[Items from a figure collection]
******************************
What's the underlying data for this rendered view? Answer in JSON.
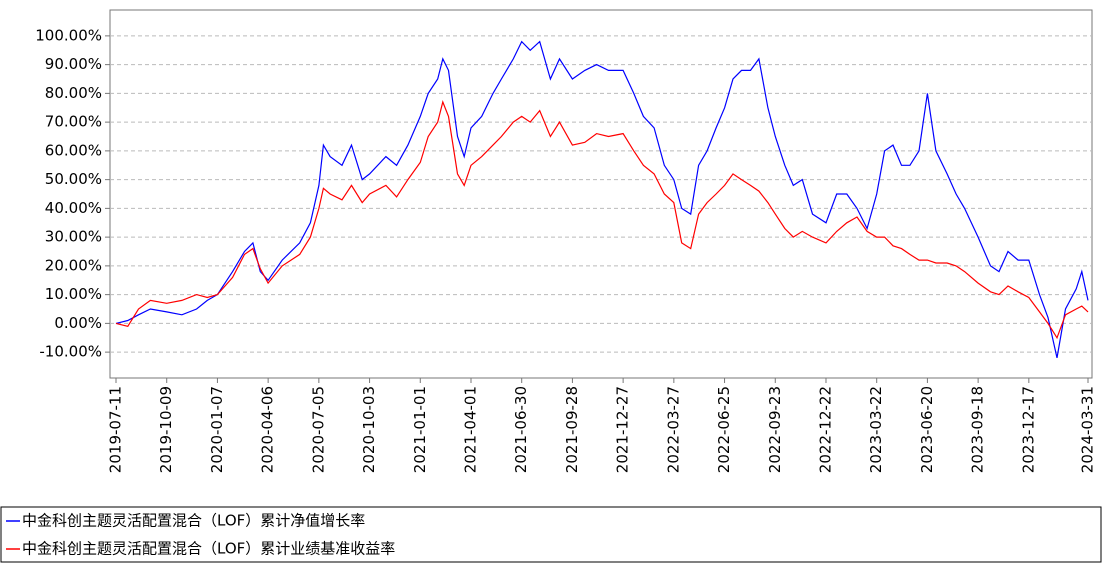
{
  "chart_data": {
    "type": "line",
    "x": [
      "2019-07-11",
      "2019-08-01",
      "2019-08-20",
      "2019-09-10",
      "2019-10-09",
      "2019-11-05",
      "2019-12-01",
      "2019-12-20",
      "2020-01-07",
      "2020-02-03",
      "2020-02-24",
      "2020-03-10",
      "2020-03-23",
      "2020-04-06",
      "2020-05-01",
      "2020-06-01",
      "2020-06-20",
      "2020-07-05",
      "2020-07-13",
      "2020-07-25",
      "2020-08-15",
      "2020-09-01",
      "2020-09-20",
      "2020-10-03",
      "2020-11-01",
      "2020-11-20",
      "2020-12-10",
      "2021-01-01",
      "2021-01-15",
      "2021-02-01",
      "2021-02-10",
      "2021-02-20",
      "2021-03-08",
      "2021-03-20",
      "2021-04-01",
      "2021-04-20",
      "2021-05-10",
      "2021-05-25",
      "2021-06-15",
      "2021-06-30",
      "2021-07-15",
      "2021-08-01",
      "2021-08-20",
      "2021-09-05",
      "2021-09-28",
      "2021-10-20",
      "2021-11-10",
      "2021-12-01",
      "2021-12-27",
      "2022-01-15",
      "2022-02-01",
      "2022-02-20",
      "2022-03-10",
      "2022-03-27",
      "2022-04-10",
      "2022-04-26",
      "2022-05-10",
      "2022-05-25",
      "2022-06-10",
      "2022-06-25",
      "2022-07-10",
      "2022-07-25",
      "2022-08-10",
      "2022-08-25",
      "2022-09-10",
      "2022-09-23",
      "2022-10-10",
      "2022-10-25",
      "2022-11-10",
      "2022-11-28",
      "2022-12-22",
      "2023-01-10",
      "2023-01-28",
      "2023-02-15",
      "2023-03-05",
      "2023-03-22",
      "2023-04-05",
      "2023-04-20",
      "2023-05-05",
      "2023-05-20",
      "2023-06-05",
      "2023-06-20",
      "2023-07-05",
      "2023-07-25",
      "2023-08-10",
      "2023-08-25",
      "2023-09-18",
      "2023-10-10",
      "2023-10-25",
      "2023-11-10",
      "2023-11-28",
      "2023-12-17",
      "2024-01-05",
      "2024-01-20",
      "2024-02-05",
      "2024-02-20",
      "2024-03-10",
      "2024-03-20",
      "2024-03-31"
    ],
    "series": [
      {
        "name": "中金科创主题灵活配置混合（LOF）累计净值增长率",
        "color": "#0000ff",
        "values": [
          0,
          1,
          3,
          5,
          4,
          3,
          5,
          8,
          10,
          18,
          25,
          28,
          18,
          15,
          22,
          28,
          35,
          48,
          62,
          58,
          55,
          62,
          50,
          52,
          58,
          55,
          62,
          72,
          80,
          85,
          92,
          88,
          65,
          58,
          68,
          72,
          80,
          85,
          92,
          98,
          95,
          98,
          85,
          92,
          85,
          88,
          90,
          88,
          88,
          80,
          72,
          68,
          55,
          50,
          40,
          38,
          55,
          60,
          68,
          75,
          85,
          88,
          88,
          92,
          75,
          65,
          55,
          48,
          50,
          38,
          35,
          45,
          45,
          40,
          33,
          45,
          60,
          62,
          55,
          55,
          60,
          80,
          60,
          52,
          45,
          40,
          30,
          20,
          18,
          25,
          22,
          22,
          10,
          2,
          -12,
          5,
          12,
          18,
          8
        ]
      },
      {
        "name": "中金科创主题灵活配置混合（LOF）累计业绩基准收益率",
        "color": "#ff0000",
        "values": [
          0,
          -1,
          5,
          8,
          7,
          8,
          10,
          9,
          10,
          16,
          24,
          26,
          19,
          14,
          20,
          24,
          30,
          40,
          47,
          45,
          43,
          48,
          42,
          45,
          48,
          44,
          50,
          56,
          65,
          70,
          77,
          72,
          52,
          48,
          55,
          58,
          62,
          65,
          70,
          72,
          70,
          74,
          65,
          70,
          62,
          63,
          66,
          65,
          66,
          60,
          55,
          52,
          45,
          42,
          28,
          26,
          38,
          42,
          45,
          48,
          52,
          50,
          48,
          46,
          42,
          38,
          33,
          30,
          32,
          30,
          28,
          32,
          35,
          37,
          32,
          30,
          30,
          27,
          26,
          24,
          22,
          22,
          21,
          21,
          20,
          18,
          14,
          11,
          10,
          13,
          11,
          9,
          4,
          0,
          -5,
          3,
          5,
          6,
          4
        ]
      }
    ],
    "xlim": [
      "2019-07-11",
      "2024-03-31"
    ],
    "xticks": [
      "2019-07-11",
      "2019-10-09",
      "2020-01-07",
      "2020-04-06",
      "2020-07-05",
      "2020-10-03",
      "2021-01-01",
      "2021-04-01",
      "2021-06-30",
      "2021-09-28",
      "2021-12-27",
      "2022-03-27",
      "2022-06-25",
      "2022-09-23",
      "2022-12-22",
      "2023-03-22",
      "2023-06-20",
      "2023-09-18",
      "2023-12-17",
      "2024-03-31"
    ],
    "ylim": [
      -19,
      109
    ],
    "yticks": [
      {
        "value": -10,
        "label": "-10.00%"
      },
      {
        "value": 0,
        "label": "0.00%"
      },
      {
        "value": 10,
        "label": "10.00%"
      },
      {
        "value": 20,
        "label": "20.00%"
      },
      {
        "value": 30,
        "label": "30.00%"
      },
      {
        "value": 40,
        "label": "40.00%"
      },
      {
        "value": 50,
        "label": "50.00%"
      },
      {
        "value": 60,
        "label": "60.00%"
      },
      {
        "value": 70,
        "label": "70.00%"
      },
      {
        "value": 80,
        "label": "80.00%"
      },
      {
        "value": 90,
        "label": "90.00%"
      },
      {
        "value": 100,
        "label": "100.00%"
      }
    ],
    "grid": true
  }
}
******************************
Select from the material above each line in which the string "中金科创主题灵活配置混合" appears, and list those lines.

        "name": "中金科创主题灵活配置混合（LOF）累计净值增长率",
        "name": "中金科创主题灵活配置混合（LOF）累计业绩基准收益率",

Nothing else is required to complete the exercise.